Material provided:
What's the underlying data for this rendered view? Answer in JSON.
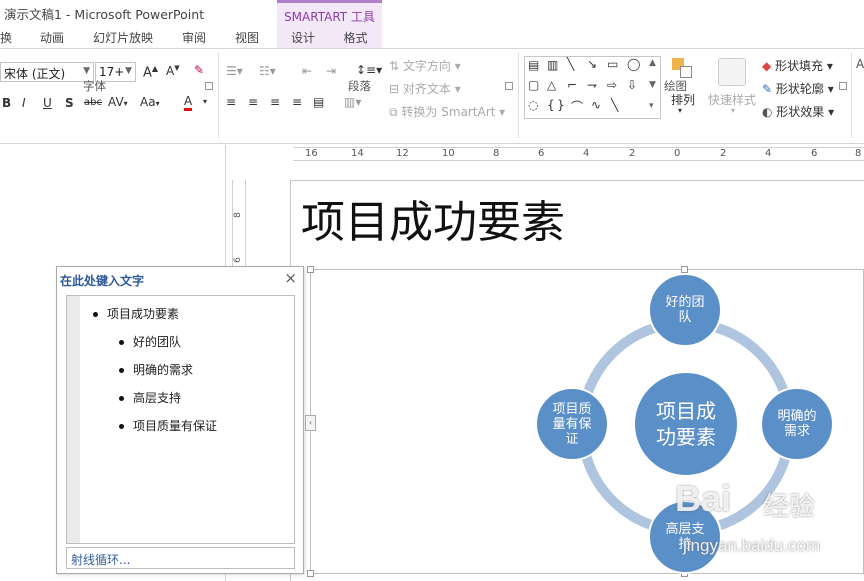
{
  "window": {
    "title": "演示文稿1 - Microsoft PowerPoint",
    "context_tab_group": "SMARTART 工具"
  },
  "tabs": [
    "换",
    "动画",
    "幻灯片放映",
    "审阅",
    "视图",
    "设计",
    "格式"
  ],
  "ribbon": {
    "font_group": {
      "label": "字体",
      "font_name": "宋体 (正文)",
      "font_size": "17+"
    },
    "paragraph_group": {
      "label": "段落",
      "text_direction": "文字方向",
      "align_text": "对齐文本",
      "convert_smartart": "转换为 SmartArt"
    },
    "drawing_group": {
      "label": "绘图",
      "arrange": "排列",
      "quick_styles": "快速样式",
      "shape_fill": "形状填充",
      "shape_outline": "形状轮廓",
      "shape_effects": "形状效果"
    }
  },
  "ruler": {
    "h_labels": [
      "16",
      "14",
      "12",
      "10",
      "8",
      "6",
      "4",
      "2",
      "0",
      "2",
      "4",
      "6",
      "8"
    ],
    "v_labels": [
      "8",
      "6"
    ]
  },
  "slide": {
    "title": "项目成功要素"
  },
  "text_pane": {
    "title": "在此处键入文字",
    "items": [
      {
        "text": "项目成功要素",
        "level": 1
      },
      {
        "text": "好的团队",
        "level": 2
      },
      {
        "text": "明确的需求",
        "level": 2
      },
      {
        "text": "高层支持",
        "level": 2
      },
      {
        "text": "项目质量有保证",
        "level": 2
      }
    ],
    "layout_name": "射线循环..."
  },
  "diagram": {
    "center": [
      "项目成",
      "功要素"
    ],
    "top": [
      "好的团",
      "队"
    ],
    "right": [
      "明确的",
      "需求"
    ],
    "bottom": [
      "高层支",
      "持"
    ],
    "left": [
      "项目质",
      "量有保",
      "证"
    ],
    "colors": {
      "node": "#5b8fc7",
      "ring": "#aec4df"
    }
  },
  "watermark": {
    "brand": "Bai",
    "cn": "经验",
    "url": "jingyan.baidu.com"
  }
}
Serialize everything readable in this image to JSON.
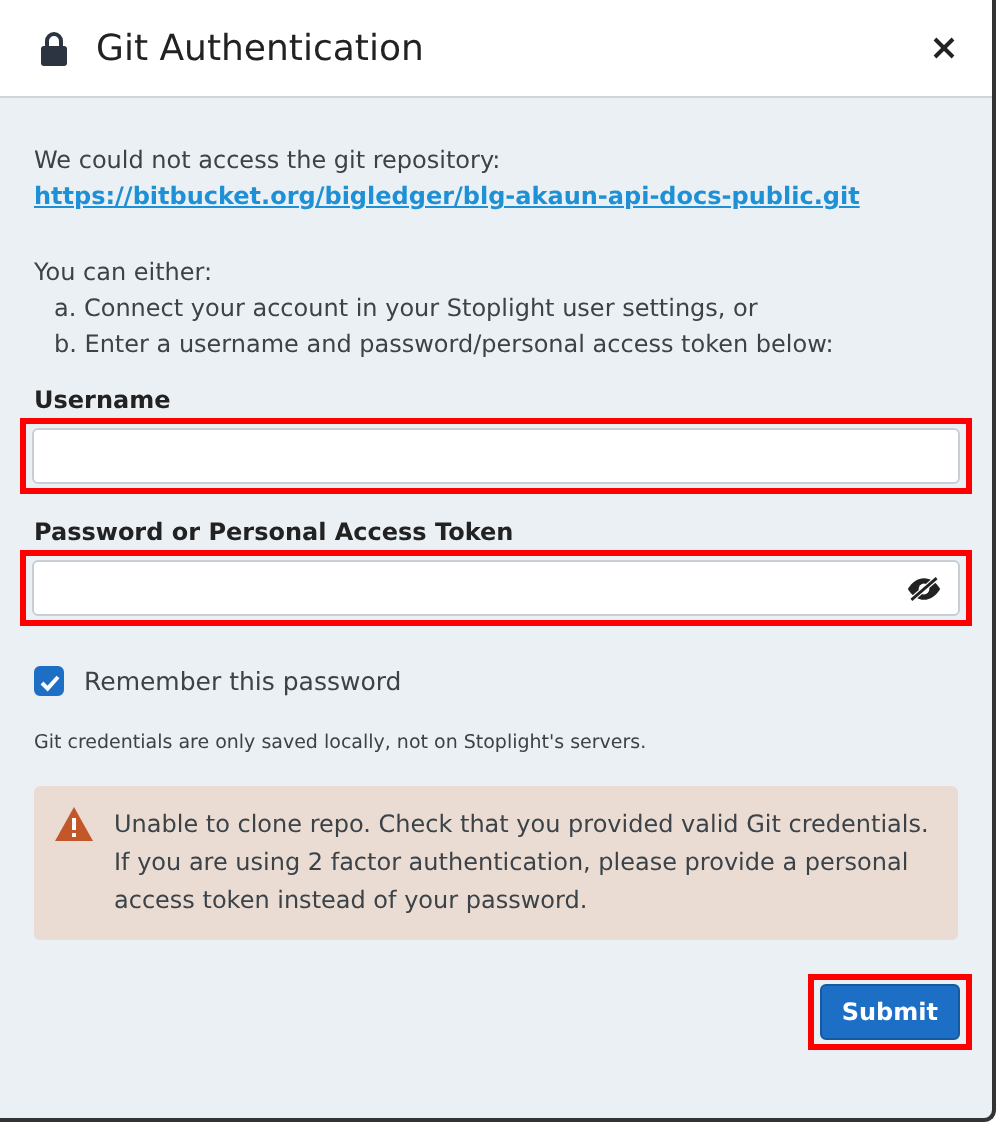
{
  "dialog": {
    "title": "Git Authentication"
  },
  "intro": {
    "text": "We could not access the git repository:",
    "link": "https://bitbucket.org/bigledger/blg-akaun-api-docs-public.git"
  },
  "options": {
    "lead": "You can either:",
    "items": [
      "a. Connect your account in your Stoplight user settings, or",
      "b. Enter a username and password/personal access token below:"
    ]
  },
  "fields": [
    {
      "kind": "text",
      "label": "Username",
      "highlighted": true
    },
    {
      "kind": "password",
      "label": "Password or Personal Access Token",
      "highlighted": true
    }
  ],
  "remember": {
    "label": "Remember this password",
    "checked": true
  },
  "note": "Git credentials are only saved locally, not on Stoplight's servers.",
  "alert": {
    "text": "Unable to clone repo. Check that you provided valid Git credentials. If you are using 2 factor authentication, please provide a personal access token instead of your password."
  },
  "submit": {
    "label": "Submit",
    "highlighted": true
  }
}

---

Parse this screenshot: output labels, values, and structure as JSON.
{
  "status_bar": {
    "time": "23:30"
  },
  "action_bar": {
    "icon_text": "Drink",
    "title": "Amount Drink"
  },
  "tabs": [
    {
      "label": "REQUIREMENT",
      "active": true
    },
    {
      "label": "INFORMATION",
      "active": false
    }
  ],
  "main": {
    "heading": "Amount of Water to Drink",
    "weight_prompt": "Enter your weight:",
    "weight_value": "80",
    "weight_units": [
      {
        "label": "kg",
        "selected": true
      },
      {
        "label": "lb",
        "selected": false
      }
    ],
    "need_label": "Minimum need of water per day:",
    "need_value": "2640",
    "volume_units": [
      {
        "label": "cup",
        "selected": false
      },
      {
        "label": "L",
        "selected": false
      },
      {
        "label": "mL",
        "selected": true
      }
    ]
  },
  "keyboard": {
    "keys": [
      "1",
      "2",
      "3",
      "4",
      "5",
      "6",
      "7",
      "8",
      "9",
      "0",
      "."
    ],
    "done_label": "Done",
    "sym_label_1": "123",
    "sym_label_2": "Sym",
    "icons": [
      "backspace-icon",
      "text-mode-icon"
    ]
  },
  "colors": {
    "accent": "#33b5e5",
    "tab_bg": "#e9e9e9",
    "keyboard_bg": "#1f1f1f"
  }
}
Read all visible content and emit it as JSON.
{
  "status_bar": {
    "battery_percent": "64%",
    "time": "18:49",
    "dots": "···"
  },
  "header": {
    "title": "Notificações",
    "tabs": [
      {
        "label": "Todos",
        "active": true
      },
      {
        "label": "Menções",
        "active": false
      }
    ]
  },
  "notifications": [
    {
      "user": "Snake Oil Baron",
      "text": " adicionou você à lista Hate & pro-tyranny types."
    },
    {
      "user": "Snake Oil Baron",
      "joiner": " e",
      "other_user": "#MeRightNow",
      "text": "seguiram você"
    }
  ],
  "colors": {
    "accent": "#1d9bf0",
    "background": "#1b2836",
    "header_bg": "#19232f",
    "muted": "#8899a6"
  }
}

What is being asked: How many lines in these records hold the string "title"? Reply with the number alone.

Solution for this problem: 6